***** PROVIDED ENTRIES *****

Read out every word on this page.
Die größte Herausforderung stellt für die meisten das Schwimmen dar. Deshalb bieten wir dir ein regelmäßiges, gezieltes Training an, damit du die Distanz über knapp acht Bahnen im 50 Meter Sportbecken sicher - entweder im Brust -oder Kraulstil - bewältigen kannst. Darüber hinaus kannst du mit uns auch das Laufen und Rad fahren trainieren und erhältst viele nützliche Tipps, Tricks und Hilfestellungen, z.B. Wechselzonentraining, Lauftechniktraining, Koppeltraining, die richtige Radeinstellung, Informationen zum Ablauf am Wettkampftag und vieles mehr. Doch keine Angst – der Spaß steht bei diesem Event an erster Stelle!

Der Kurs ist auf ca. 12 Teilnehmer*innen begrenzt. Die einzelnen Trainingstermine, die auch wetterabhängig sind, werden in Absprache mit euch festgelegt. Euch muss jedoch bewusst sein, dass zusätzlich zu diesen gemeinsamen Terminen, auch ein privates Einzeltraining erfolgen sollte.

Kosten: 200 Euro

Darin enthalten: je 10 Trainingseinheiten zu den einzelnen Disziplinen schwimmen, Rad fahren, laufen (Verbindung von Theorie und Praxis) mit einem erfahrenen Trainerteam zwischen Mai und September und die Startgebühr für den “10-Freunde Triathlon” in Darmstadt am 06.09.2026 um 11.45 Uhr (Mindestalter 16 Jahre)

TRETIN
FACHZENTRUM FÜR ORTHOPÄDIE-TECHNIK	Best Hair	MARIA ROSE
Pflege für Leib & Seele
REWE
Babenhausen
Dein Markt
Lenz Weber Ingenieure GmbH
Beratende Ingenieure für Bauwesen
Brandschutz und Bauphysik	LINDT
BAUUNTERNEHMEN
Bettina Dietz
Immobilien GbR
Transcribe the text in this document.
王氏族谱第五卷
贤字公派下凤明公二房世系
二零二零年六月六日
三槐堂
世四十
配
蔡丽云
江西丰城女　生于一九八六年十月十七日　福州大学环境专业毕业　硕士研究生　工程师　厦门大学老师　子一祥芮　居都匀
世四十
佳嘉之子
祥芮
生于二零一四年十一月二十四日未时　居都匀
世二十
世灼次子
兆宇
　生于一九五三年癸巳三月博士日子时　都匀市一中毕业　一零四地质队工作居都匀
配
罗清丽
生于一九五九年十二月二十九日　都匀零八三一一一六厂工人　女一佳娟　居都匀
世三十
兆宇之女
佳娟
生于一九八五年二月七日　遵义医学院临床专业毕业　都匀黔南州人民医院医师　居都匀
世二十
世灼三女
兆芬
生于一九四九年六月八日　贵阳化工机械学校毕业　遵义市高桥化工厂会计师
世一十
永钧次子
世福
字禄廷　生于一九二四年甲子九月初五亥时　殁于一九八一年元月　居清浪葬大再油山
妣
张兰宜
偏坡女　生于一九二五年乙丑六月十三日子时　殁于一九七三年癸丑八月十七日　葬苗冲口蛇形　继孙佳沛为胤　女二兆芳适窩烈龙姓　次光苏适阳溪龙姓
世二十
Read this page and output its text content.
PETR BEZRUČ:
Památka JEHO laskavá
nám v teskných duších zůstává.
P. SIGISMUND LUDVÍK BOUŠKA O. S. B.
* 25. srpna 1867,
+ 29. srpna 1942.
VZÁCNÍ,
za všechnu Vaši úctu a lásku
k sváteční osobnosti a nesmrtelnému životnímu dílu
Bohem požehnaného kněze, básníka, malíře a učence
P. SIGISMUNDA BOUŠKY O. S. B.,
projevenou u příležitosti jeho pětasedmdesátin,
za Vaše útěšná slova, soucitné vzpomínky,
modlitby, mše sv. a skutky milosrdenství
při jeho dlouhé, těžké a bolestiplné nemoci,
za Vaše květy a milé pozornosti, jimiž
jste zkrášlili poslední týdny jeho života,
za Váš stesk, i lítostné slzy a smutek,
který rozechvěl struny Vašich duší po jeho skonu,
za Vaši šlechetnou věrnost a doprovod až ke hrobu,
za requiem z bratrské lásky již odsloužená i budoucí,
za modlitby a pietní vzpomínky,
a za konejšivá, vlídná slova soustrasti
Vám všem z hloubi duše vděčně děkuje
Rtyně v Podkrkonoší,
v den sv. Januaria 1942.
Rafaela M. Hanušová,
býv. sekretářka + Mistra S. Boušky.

*****

**WORK TO BE COMPLETED:**
Return every entry exactly as given.

**SOLVED EXERCISE:**
Read out every word on this page.
Die größte Herausforderung stellt für die meisten das Schwimmen dar. Deshalb bieten wir dir ein regelmäßiges, gezieltes Training an, damit du die Distanz über knapp acht Bahnen im 50 Meter Sportbecken sicher - entweder im Brust -oder Kraulstil - bewältigen kannst. Darüber hinaus kannst du mit uns auch das Laufen und Rad fahren trainieren und erhältst viele nützliche Tipps, Tricks und Hilfestellungen, z.B. Wechselzonentraining, Lauftechniktraining, Koppeltraining, die richtige Radeinstellung, Informationen zum Ablauf am Wettkampftag und vieles mehr. Doch keine Angst – der Spaß steht bei diesem Event an erster Stelle!

Der Kurs ist auf ca. 12 Teilnehmer*innen begrenzt. Die einzelnen Trainingstermine, die auch wetterabhängig sind, werden in Absprache mit euch festgelegt. Euch muss jedoch bewusst sein, dass zusätzlich zu diesen gemeinsamen Terminen, auch ein privates Einzeltraining erfolgen sollte.

Kosten: 200 Euro

Darin enthalten: je 10 Trainingseinheiten zu den einzelnen Disziplinen schwimmen, Rad fahren, laufen (Verbindung von Theorie und Praxis) mit einem erfahrenen Trainerteam zwischen Mai und September und die Startgebühr für den “10-Freunde Triathlon” in Darmstadt am 06.09.2026 um 11.45 Uhr (Mindestalter 16 Jahre)

TRETIN
FACHZENTRUM FÜR ORTHOPÄDIE-TECHNIK	Best Hair	MARIA ROSE
Pflege für Leib & Seele
REWE
Babenhausen
Dein Markt
Lenz Weber Ingenieure GmbH
Beratende Ingenieure für Bauwesen
Brandschutz und Bauphysik	LINDT
BAUUNTERNEHMEN
Bettina Dietz
Immobilien GbR
Transcribe the text in this document.
王氏族谱第五卷
贤字公派下凤明公二房世系
二零二零年六月六日
三槐堂
世四十
配
蔡丽云
江西丰城女　生于一九八六年十月十七日　福州大学环境专业毕业　硕士研究生　工程师　厦门大学老师　子一祥芮　居都匀
世四十
佳嘉之子
祥芮
生于二零一四年十一月二十四日未时　居都匀
世二十
世灼次子
兆宇
　生于一九五三年癸巳三月博士日子时　都匀市一中毕业　一零四地质队工作居都匀
配
罗清丽
生于一九五九年十二月二十九日　都匀零八三一一一六厂工人　女一佳娟　居都匀
世三十
兆宇之女
佳娟
生于一九八五年二月七日　遵义医学院临床专业毕业　都匀黔南州人民医院医师　居都匀
世二十
世灼三女
兆芬
生于一九四九年六月八日　贵阳化工机械学校毕业　遵义市高桥化工厂会计师
世一十
永钧次子
世福
字禄廷　生于一九二四年甲子九月初五亥时　殁于一九八一年元月　居清浪葬大再油山
妣
张兰宜
偏坡女　生于一九二五年乙丑六月十三日子时　殁于一九七三年癸丑八月十七日　葬苗冲口蛇形　继孙佳沛为胤　女二兆芳适窩烈龙姓　次光苏适阳溪龙姓
世二十
Read this page and output its text content.
PETR BEZRUČ:
Památka JEHO laskavá
nám v teskných duších zůstává.
P. SIGISMUND LUDVÍK BOUŠKA O. S. B.
* 25. srpna 1867,
+ 29. srpna 1942.
VZÁCNÍ,
za všechnu Vaši úctu a lásku
k sváteční osobnosti a nesmrtelnému životnímu dílu
Bohem požehnaného kněze, básníka, malíře a učence
P. SIGISMUNDA BOUŠKY O. S. B.,
projevenou u příležitosti jeho pětasedmdesátin,
za Vaše útěšná slova, soucitné vzpomínky,
modlitby, mše sv. a skutky milosrdenství
při jeho dlouhé, těžké a bolestiplné nemoci,
za Vaše květy a milé pozornosti, jimiž
jste zkrášlili poslední týdny jeho života,
za Váš stesk, i lítostné slzy a smutek,
který rozechvěl struny Vašich duší po jeho skonu,
za Vaši šlechetnou věrnost a doprovod až ke hrobu,
za requiem z bratrské lásky již odsloužená i budoucí,
za modlitby a pietní vzpomínky,
a za konejšivá, vlídná slova soustrasti
Vám všem z hloubi duše vděčně děkuje
Rtyně v Podkrkonoší,
v den sv. Januaria 1942.
Rafaela M. Hanušová,
býv. sekretářka + Mistra S. Boušky.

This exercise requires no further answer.